(Exercise task) Copy every line in the records below that contains the word "australia".

(Provided records)

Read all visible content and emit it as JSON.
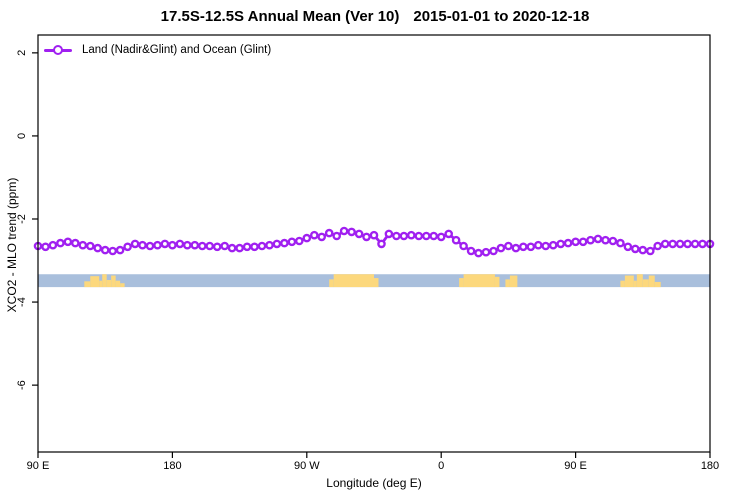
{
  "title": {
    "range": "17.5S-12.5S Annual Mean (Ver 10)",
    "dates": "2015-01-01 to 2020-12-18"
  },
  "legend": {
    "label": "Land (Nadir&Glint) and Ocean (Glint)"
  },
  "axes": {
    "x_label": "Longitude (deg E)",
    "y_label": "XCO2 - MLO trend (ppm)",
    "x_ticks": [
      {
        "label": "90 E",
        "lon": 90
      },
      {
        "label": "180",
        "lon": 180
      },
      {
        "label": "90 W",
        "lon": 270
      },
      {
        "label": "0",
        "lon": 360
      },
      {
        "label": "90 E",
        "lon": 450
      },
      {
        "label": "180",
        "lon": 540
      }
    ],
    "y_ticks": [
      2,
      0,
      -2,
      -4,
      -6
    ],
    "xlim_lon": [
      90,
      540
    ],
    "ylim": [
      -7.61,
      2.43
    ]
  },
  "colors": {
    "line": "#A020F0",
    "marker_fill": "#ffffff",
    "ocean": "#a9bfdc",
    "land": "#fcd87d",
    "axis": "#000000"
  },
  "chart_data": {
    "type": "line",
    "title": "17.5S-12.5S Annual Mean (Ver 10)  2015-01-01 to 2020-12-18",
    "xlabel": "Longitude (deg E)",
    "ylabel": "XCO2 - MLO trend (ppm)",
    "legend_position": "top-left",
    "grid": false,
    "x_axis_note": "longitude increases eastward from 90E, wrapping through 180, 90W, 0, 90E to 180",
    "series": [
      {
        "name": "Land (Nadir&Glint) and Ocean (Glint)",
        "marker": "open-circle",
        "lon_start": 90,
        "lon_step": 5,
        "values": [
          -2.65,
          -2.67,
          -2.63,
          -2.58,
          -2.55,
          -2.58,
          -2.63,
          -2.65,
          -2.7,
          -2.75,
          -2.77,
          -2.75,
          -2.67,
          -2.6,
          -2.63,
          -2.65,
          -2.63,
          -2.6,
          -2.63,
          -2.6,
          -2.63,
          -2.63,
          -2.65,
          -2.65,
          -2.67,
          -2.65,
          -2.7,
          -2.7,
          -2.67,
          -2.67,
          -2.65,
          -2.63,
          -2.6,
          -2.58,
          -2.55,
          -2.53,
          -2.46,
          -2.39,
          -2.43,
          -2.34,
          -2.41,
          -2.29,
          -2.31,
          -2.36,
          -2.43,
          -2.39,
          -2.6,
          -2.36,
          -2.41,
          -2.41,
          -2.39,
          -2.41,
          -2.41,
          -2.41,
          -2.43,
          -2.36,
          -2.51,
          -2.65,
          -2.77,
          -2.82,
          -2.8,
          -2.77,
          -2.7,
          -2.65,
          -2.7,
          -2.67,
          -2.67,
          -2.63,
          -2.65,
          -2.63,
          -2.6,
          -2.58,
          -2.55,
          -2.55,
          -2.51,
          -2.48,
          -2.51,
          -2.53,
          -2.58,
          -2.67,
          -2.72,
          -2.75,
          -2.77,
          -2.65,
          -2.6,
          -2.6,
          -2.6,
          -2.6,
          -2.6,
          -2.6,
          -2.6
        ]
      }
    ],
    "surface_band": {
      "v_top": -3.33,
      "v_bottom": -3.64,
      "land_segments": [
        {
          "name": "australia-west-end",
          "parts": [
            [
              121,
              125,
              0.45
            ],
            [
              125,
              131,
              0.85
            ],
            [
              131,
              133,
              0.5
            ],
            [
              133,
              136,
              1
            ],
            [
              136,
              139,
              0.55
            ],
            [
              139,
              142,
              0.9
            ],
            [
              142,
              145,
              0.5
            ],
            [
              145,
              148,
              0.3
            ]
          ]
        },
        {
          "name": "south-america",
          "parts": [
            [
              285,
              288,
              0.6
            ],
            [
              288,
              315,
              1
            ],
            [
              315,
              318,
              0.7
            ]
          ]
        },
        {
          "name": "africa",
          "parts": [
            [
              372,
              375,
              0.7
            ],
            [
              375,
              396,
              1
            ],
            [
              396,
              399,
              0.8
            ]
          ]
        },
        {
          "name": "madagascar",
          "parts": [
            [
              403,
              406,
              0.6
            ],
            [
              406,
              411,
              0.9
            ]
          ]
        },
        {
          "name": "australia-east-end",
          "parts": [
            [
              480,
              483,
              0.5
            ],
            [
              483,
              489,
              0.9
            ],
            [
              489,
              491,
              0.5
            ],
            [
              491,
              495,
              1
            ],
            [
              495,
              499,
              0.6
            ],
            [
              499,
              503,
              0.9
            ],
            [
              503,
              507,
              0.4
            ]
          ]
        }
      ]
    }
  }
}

(Task output)
          "name": "australia-west-end",
          "name": "australia-east-end",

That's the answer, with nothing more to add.